### DIRECTIONS FOR THIS TASK
Repeat the records word for word, excluding any picture.

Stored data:
= = = = =

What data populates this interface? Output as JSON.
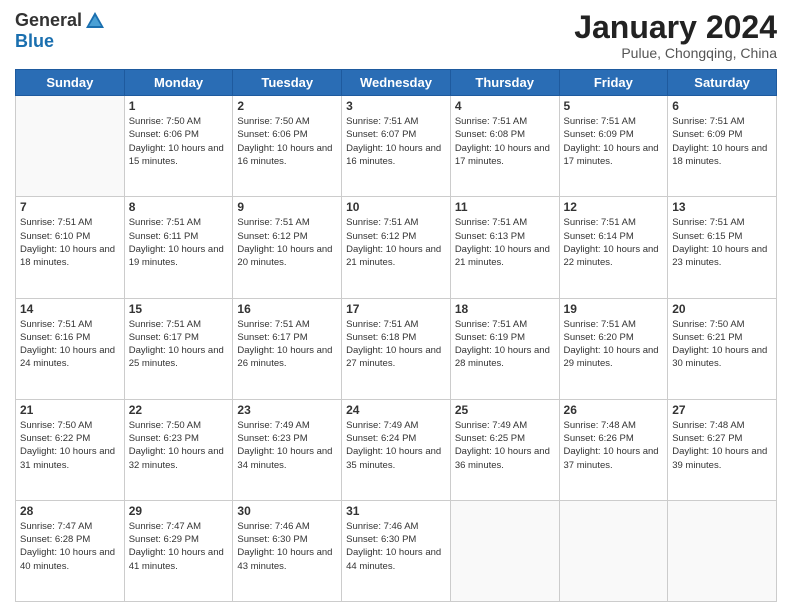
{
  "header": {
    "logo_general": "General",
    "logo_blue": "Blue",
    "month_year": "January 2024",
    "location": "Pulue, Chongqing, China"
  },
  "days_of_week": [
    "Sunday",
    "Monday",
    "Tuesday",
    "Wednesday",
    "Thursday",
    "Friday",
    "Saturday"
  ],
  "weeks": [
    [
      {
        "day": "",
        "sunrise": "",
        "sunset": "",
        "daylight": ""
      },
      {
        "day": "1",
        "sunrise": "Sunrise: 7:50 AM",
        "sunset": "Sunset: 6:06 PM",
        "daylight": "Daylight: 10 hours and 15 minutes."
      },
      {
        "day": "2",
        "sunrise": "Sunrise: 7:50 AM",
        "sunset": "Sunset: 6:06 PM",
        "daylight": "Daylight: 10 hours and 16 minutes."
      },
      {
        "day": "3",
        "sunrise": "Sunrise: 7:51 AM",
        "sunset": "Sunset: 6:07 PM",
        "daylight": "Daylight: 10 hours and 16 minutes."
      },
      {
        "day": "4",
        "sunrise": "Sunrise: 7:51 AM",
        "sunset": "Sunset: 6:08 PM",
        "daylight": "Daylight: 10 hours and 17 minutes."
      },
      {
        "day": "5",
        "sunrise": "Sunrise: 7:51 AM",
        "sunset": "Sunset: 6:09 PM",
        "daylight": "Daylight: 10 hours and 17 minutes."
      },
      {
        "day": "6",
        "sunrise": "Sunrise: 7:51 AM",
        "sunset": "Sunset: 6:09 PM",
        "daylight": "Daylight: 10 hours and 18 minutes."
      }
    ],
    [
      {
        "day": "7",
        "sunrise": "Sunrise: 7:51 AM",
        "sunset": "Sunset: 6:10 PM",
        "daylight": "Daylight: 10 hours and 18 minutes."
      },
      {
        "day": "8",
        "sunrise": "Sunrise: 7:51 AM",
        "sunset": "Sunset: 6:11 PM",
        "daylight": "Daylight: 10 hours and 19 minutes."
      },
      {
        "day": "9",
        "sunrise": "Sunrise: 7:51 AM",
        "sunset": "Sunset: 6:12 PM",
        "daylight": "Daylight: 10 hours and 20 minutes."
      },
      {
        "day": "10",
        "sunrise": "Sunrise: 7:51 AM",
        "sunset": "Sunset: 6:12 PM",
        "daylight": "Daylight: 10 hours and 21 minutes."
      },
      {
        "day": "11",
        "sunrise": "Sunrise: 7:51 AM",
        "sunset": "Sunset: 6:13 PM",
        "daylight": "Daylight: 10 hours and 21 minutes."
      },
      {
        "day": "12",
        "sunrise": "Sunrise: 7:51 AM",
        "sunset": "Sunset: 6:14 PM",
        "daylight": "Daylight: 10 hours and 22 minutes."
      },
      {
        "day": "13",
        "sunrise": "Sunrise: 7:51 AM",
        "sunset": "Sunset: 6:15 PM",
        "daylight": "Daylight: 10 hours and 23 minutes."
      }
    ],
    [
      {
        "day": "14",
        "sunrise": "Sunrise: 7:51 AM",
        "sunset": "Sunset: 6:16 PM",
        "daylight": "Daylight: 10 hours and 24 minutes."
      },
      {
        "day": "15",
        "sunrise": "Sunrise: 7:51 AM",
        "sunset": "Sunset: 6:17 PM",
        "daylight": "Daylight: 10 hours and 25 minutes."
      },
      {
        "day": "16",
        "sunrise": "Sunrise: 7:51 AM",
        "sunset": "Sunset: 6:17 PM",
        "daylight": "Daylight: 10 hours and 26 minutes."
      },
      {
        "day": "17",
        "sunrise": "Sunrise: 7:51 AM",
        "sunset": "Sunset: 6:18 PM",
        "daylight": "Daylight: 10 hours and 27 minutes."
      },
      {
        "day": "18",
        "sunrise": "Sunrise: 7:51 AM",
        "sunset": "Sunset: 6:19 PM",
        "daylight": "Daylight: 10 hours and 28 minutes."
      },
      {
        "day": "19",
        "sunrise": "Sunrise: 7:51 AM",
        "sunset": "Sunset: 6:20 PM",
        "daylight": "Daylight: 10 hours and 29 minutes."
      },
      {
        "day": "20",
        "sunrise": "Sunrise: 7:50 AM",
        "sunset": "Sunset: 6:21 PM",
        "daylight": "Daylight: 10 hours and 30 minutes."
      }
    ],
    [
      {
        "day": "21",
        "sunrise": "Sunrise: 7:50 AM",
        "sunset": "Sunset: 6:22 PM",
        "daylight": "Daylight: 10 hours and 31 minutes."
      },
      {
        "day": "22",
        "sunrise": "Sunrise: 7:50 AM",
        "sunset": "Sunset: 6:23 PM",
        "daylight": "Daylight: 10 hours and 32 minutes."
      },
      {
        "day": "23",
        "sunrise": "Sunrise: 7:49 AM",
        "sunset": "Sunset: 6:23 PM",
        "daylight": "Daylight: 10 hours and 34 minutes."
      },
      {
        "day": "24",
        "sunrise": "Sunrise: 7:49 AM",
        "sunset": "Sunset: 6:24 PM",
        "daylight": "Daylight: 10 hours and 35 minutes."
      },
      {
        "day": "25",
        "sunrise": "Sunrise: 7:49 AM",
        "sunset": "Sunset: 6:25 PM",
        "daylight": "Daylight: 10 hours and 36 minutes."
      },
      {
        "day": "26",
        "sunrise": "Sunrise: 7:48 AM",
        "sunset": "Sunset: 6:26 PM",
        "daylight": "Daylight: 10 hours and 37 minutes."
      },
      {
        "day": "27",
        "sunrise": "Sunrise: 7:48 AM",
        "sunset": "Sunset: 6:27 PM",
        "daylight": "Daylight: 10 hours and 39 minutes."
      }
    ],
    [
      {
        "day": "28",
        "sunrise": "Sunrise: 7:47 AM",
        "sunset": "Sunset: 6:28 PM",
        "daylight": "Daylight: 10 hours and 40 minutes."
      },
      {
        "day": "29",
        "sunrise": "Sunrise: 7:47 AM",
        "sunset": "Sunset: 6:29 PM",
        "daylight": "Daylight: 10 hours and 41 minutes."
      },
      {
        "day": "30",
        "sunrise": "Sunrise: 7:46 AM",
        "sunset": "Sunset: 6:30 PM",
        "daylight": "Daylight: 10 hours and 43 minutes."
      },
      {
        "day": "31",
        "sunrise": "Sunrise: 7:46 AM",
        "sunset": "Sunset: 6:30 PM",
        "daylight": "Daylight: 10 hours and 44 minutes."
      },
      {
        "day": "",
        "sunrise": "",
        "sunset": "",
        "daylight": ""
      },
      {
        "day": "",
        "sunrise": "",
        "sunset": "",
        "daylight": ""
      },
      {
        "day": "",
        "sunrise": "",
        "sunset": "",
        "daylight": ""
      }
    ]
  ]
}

= = = = =

### SOLUTION
What data populates this interface? Output as JSON.
{
  "header": {
    "logo_general": "General",
    "logo_blue": "Blue",
    "month_year": "January 2024",
    "location": "Pulue, Chongqing, China"
  },
  "days_of_week": [
    "Sunday",
    "Monday",
    "Tuesday",
    "Wednesday",
    "Thursday",
    "Friday",
    "Saturday"
  ],
  "weeks": [
    [
      {
        "day": "",
        "sunrise": "",
        "sunset": "",
        "daylight": ""
      },
      {
        "day": "1",
        "sunrise": "Sunrise: 7:50 AM",
        "sunset": "Sunset: 6:06 PM",
        "daylight": "Daylight: 10 hours and 15 minutes."
      },
      {
        "day": "2",
        "sunrise": "Sunrise: 7:50 AM",
        "sunset": "Sunset: 6:06 PM",
        "daylight": "Daylight: 10 hours and 16 minutes."
      },
      {
        "day": "3",
        "sunrise": "Sunrise: 7:51 AM",
        "sunset": "Sunset: 6:07 PM",
        "daylight": "Daylight: 10 hours and 16 minutes."
      },
      {
        "day": "4",
        "sunrise": "Sunrise: 7:51 AM",
        "sunset": "Sunset: 6:08 PM",
        "daylight": "Daylight: 10 hours and 17 minutes."
      },
      {
        "day": "5",
        "sunrise": "Sunrise: 7:51 AM",
        "sunset": "Sunset: 6:09 PM",
        "daylight": "Daylight: 10 hours and 17 minutes."
      },
      {
        "day": "6",
        "sunrise": "Sunrise: 7:51 AM",
        "sunset": "Sunset: 6:09 PM",
        "daylight": "Daylight: 10 hours and 18 minutes."
      }
    ],
    [
      {
        "day": "7",
        "sunrise": "Sunrise: 7:51 AM",
        "sunset": "Sunset: 6:10 PM",
        "daylight": "Daylight: 10 hours and 18 minutes."
      },
      {
        "day": "8",
        "sunrise": "Sunrise: 7:51 AM",
        "sunset": "Sunset: 6:11 PM",
        "daylight": "Daylight: 10 hours and 19 minutes."
      },
      {
        "day": "9",
        "sunrise": "Sunrise: 7:51 AM",
        "sunset": "Sunset: 6:12 PM",
        "daylight": "Daylight: 10 hours and 20 minutes."
      },
      {
        "day": "10",
        "sunrise": "Sunrise: 7:51 AM",
        "sunset": "Sunset: 6:12 PM",
        "daylight": "Daylight: 10 hours and 21 minutes."
      },
      {
        "day": "11",
        "sunrise": "Sunrise: 7:51 AM",
        "sunset": "Sunset: 6:13 PM",
        "daylight": "Daylight: 10 hours and 21 minutes."
      },
      {
        "day": "12",
        "sunrise": "Sunrise: 7:51 AM",
        "sunset": "Sunset: 6:14 PM",
        "daylight": "Daylight: 10 hours and 22 minutes."
      },
      {
        "day": "13",
        "sunrise": "Sunrise: 7:51 AM",
        "sunset": "Sunset: 6:15 PM",
        "daylight": "Daylight: 10 hours and 23 minutes."
      }
    ],
    [
      {
        "day": "14",
        "sunrise": "Sunrise: 7:51 AM",
        "sunset": "Sunset: 6:16 PM",
        "daylight": "Daylight: 10 hours and 24 minutes."
      },
      {
        "day": "15",
        "sunrise": "Sunrise: 7:51 AM",
        "sunset": "Sunset: 6:17 PM",
        "daylight": "Daylight: 10 hours and 25 minutes."
      },
      {
        "day": "16",
        "sunrise": "Sunrise: 7:51 AM",
        "sunset": "Sunset: 6:17 PM",
        "daylight": "Daylight: 10 hours and 26 minutes."
      },
      {
        "day": "17",
        "sunrise": "Sunrise: 7:51 AM",
        "sunset": "Sunset: 6:18 PM",
        "daylight": "Daylight: 10 hours and 27 minutes."
      },
      {
        "day": "18",
        "sunrise": "Sunrise: 7:51 AM",
        "sunset": "Sunset: 6:19 PM",
        "daylight": "Daylight: 10 hours and 28 minutes."
      },
      {
        "day": "19",
        "sunrise": "Sunrise: 7:51 AM",
        "sunset": "Sunset: 6:20 PM",
        "daylight": "Daylight: 10 hours and 29 minutes."
      },
      {
        "day": "20",
        "sunrise": "Sunrise: 7:50 AM",
        "sunset": "Sunset: 6:21 PM",
        "daylight": "Daylight: 10 hours and 30 minutes."
      }
    ],
    [
      {
        "day": "21",
        "sunrise": "Sunrise: 7:50 AM",
        "sunset": "Sunset: 6:22 PM",
        "daylight": "Daylight: 10 hours and 31 minutes."
      },
      {
        "day": "22",
        "sunrise": "Sunrise: 7:50 AM",
        "sunset": "Sunset: 6:23 PM",
        "daylight": "Daylight: 10 hours and 32 minutes."
      },
      {
        "day": "23",
        "sunrise": "Sunrise: 7:49 AM",
        "sunset": "Sunset: 6:23 PM",
        "daylight": "Daylight: 10 hours and 34 minutes."
      },
      {
        "day": "24",
        "sunrise": "Sunrise: 7:49 AM",
        "sunset": "Sunset: 6:24 PM",
        "daylight": "Daylight: 10 hours and 35 minutes."
      },
      {
        "day": "25",
        "sunrise": "Sunrise: 7:49 AM",
        "sunset": "Sunset: 6:25 PM",
        "daylight": "Daylight: 10 hours and 36 minutes."
      },
      {
        "day": "26",
        "sunrise": "Sunrise: 7:48 AM",
        "sunset": "Sunset: 6:26 PM",
        "daylight": "Daylight: 10 hours and 37 minutes."
      },
      {
        "day": "27",
        "sunrise": "Sunrise: 7:48 AM",
        "sunset": "Sunset: 6:27 PM",
        "daylight": "Daylight: 10 hours and 39 minutes."
      }
    ],
    [
      {
        "day": "28",
        "sunrise": "Sunrise: 7:47 AM",
        "sunset": "Sunset: 6:28 PM",
        "daylight": "Daylight: 10 hours and 40 minutes."
      },
      {
        "day": "29",
        "sunrise": "Sunrise: 7:47 AM",
        "sunset": "Sunset: 6:29 PM",
        "daylight": "Daylight: 10 hours and 41 minutes."
      },
      {
        "day": "30",
        "sunrise": "Sunrise: 7:46 AM",
        "sunset": "Sunset: 6:30 PM",
        "daylight": "Daylight: 10 hours and 43 minutes."
      },
      {
        "day": "31",
        "sunrise": "Sunrise: 7:46 AM",
        "sunset": "Sunset: 6:30 PM",
        "daylight": "Daylight: 10 hours and 44 minutes."
      },
      {
        "day": "",
        "sunrise": "",
        "sunset": "",
        "daylight": ""
      },
      {
        "day": "",
        "sunrise": "",
        "sunset": "",
        "daylight": ""
      },
      {
        "day": "",
        "sunrise": "",
        "sunset": "",
        "daylight": ""
      }
    ]
  ]
}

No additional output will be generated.